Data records
○ ○ ○ ○

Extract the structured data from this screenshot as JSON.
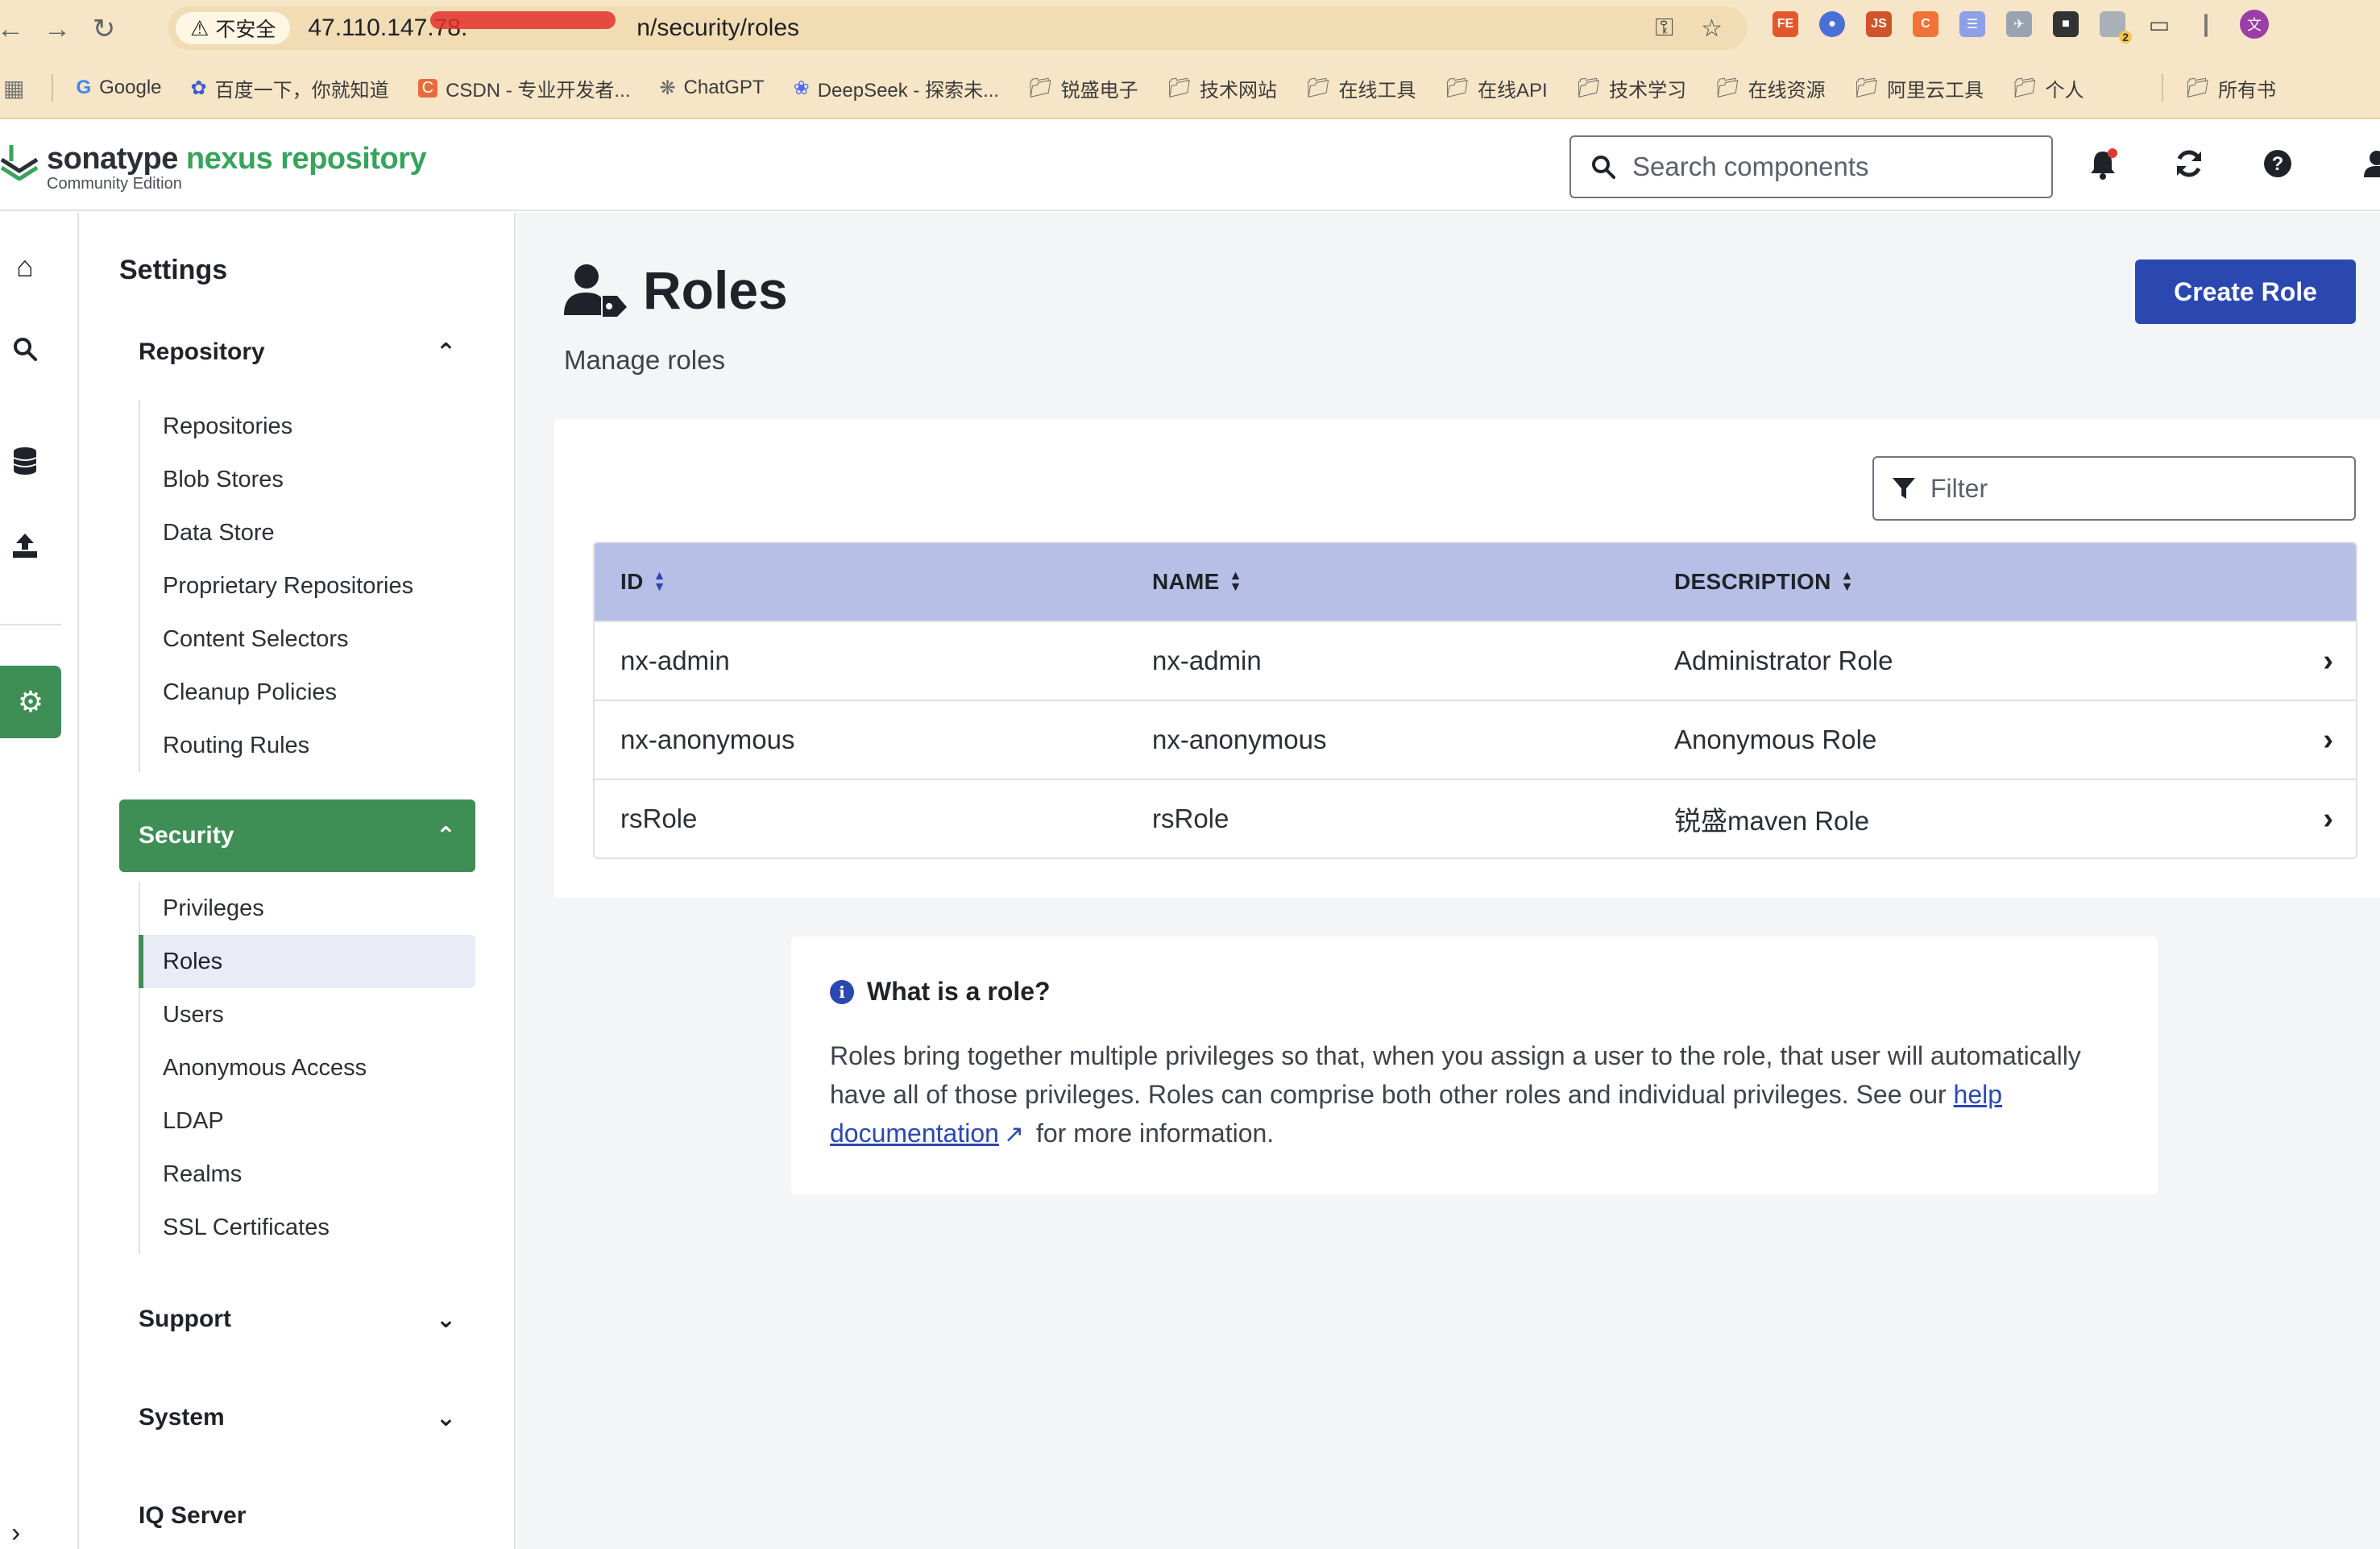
{
  "browser": {
    "back_icon": "arrow-left-icon",
    "forward_icon": "arrow-right-icon",
    "reload_icon": "reload-icon",
    "security_chip": "不安全",
    "url_visible": "47.110.147.78.",
    "url_tail": "n/security/roles",
    "bookmarks": [
      {
        "label": "Google",
        "icon": "google-icon"
      },
      {
        "label": "百度一下，你就知道",
        "icon": "baidu-icon"
      },
      {
        "label": "CSDN - 专业开发者...",
        "icon": "csdn-icon"
      },
      {
        "label": "ChatGPT",
        "icon": "chatgpt-icon"
      },
      {
        "label": "DeepSeek - 探索未...",
        "icon": "deepseek-icon"
      },
      {
        "label": "锐盛电子",
        "icon": "folder-icon"
      },
      {
        "label": "技术网站",
        "icon": "folder-icon"
      },
      {
        "label": "在线工具",
        "icon": "folder-icon"
      },
      {
        "label": "在线API",
        "icon": "folder-icon"
      },
      {
        "label": "技术学习",
        "icon": "folder-icon"
      },
      {
        "label": "在线资源",
        "icon": "folder-icon"
      },
      {
        "label": "阿里云工具",
        "icon": "folder-icon"
      },
      {
        "label": "个人",
        "icon": "folder-icon"
      }
    ],
    "other_bookmarks": "所有书",
    "profile_initial": "文",
    "extension_badge": "2"
  },
  "header": {
    "logo_brand": "sonatype",
    "logo_product": "nexus repository",
    "logo_edition": "Community Edition",
    "search_placeholder": "Search components"
  },
  "settings": {
    "title": "Settings",
    "repository": {
      "label": "Repository",
      "items": [
        "Repositories",
        "Blob Stores",
        "Data Store",
        "Proprietary Repositories",
        "Content Selectors",
        "Cleanup Policies",
        "Routing Rules"
      ]
    },
    "security": {
      "label": "Security",
      "items": [
        "Privileges",
        "Roles",
        "Users",
        "Anonymous Access",
        "LDAP",
        "Realms",
        "SSL Certificates"
      ]
    },
    "support": {
      "label": "Support"
    },
    "system": {
      "label": "System"
    },
    "iq_server": {
      "label": "IQ Server"
    }
  },
  "main": {
    "title": "Roles",
    "subtitle": "Manage roles",
    "create_button": "Create Role",
    "filter_placeholder": "Filter",
    "columns": [
      "ID",
      "NAME",
      "DESCRIPTION"
    ],
    "rows": [
      {
        "id": "nx-admin",
        "name": "nx-admin",
        "description": "Administrator Role"
      },
      {
        "id": "nx-anonymous",
        "name": "nx-anonymous",
        "description": "Anonymous Role"
      },
      {
        "id": "rsRole",
        "name": "rsRole",
        "description": "锐盛maven Role"
      }
    ],
    "info": {
      "title": "What is a role?",
      "body_pre": "Roles bring together multiple privileges so that, when you assign a user to the role, that user will automatically have all of those privileges. Roles can comprise both other roles and individual privileges. See our ",
      "link": "help documentation",
      "body_post": " for more information."
    }
  },
  "colors": {
    "accent_green": "#3e8e55",
    "primary_blue": "#2b48b1",
    "table_header": "#b8bfe6",
    "browser_chrome": "#f6e5c6"
  }
}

○ ○ ○ ○

**YOUR OBJECTIVE:** Pull out every line containing "arrow".

**TASK RESPONSE:**
    "back_icon": "arrow-left-icon",
    "forward_icon": "arrow-right-icon",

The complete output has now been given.